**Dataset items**
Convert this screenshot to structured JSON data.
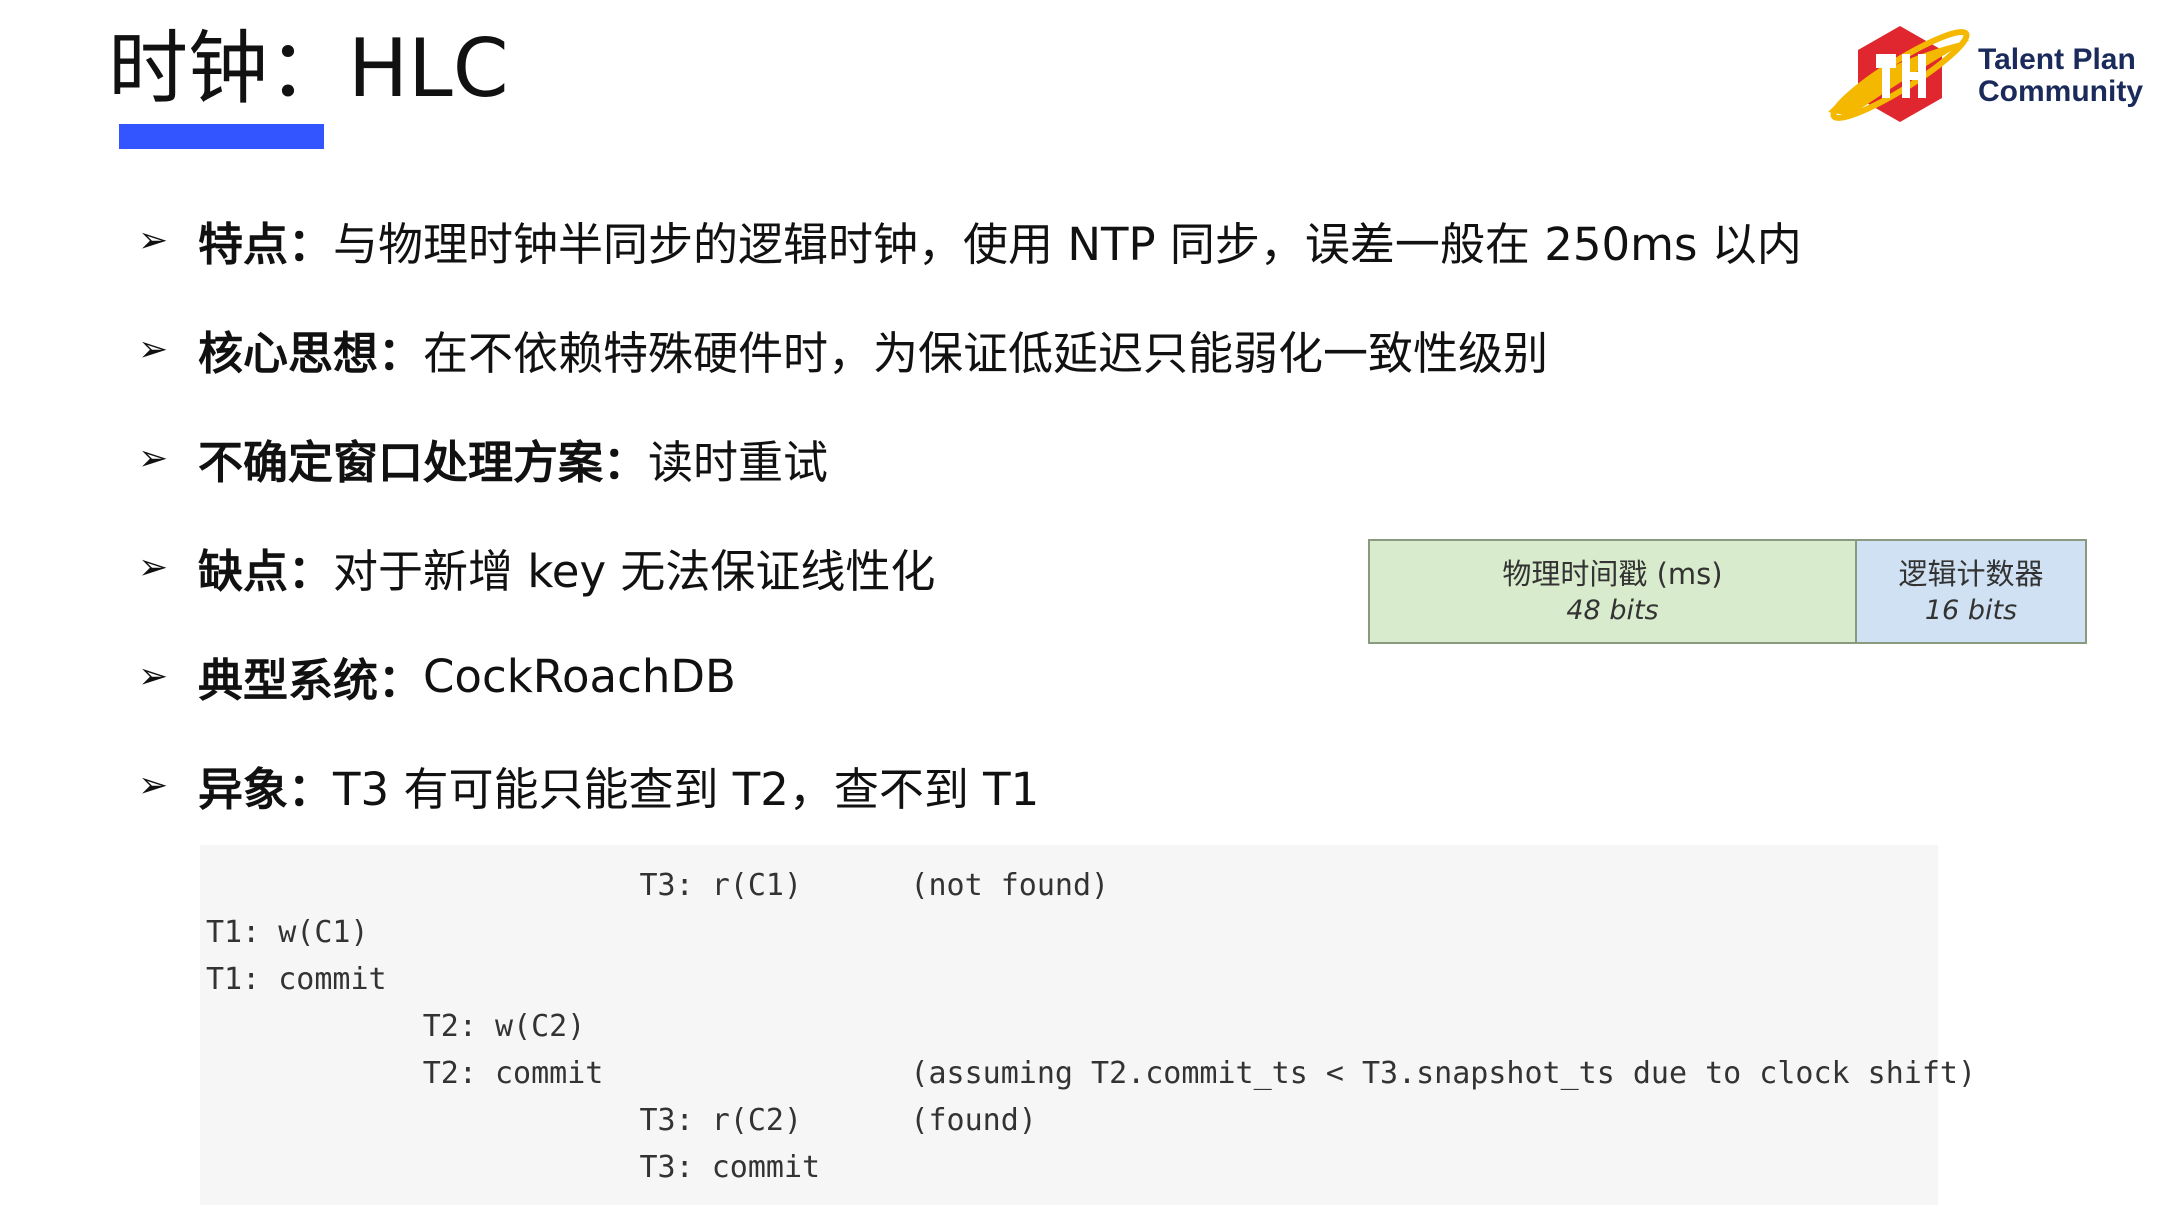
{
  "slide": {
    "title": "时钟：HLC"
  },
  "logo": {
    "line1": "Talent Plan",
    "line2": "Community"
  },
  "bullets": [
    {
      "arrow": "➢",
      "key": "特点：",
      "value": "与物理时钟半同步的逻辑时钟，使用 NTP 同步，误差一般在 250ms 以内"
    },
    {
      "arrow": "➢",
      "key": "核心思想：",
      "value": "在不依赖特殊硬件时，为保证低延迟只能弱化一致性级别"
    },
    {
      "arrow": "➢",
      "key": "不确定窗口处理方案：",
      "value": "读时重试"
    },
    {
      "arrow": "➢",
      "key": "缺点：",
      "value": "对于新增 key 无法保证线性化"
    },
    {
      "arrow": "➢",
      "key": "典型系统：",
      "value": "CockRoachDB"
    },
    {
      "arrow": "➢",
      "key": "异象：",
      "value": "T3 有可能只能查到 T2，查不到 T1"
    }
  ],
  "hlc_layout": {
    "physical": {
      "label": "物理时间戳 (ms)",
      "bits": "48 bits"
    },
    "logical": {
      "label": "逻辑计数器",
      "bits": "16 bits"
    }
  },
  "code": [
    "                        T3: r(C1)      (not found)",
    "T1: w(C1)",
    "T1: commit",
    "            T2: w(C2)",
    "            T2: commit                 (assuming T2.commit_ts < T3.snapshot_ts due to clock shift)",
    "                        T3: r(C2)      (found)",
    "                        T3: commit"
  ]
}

**STATED EXERCISE**
Leave out the pictures, and give all the records again exactly.

**ANSWER TO THIS PROBLEM**
Convert this screenshot to structured JSON data.
{
  "slide": {
    "title": "时钟：HLC"
  },
  "logo": {
    "line1": "Talent Plan",
    "line2": "Community"
  },
  "bullets": [
    {
      "arrow": "➢",
      "key": "特点：",
      "value": "与物理时钟半同步的逻辑时钟，使用 NTP 同步，误差一般在 250ms 以内"
    },
    {
      "arrow": "➢",
      "key": "核心思想：",
      "value": "在不依赖特殊硬件时，为保证低延迟只能弱化一致性级别"
    },
    {
      "arrow": "➢",
      "key": "不确定窗口处理方案：",
      "value": "读时重试"
    },
    {
      "arrow": "➢",
      "key": "缺点：",
      "value": "对于新增 key 无法保证线性化"
    },
    {
      "arrow": "➢",
      "key": "典型系统：",
      "value": "CockRoachDB"
    },
    {
      "arrow": "➢",
      "key": "异象：",
      "value": "T3 有可能只能查到 T2，查不到 T1"
    }
  ],
  "hlc_layout": {
    "physical": {
      "label": "物理时间戳 (ms)",
      "bits": "48 bits"
    },
    "logical": {
      "label": "逻辑计数器",
      "bits": "16 bits"
    }
  },
  "code": [
    "                        T3: r(C1)      (not found)",
    "T1: w(C1)",
    "T1: commit",
    "            T2: w(C2)",
    "            T2: commit                 (assuming T2.commit_ts < T3.snapshot_ts due to clock shift)",
    "                        T3: r(C2)      (found)",
    "                        T3: commit"
  ]
}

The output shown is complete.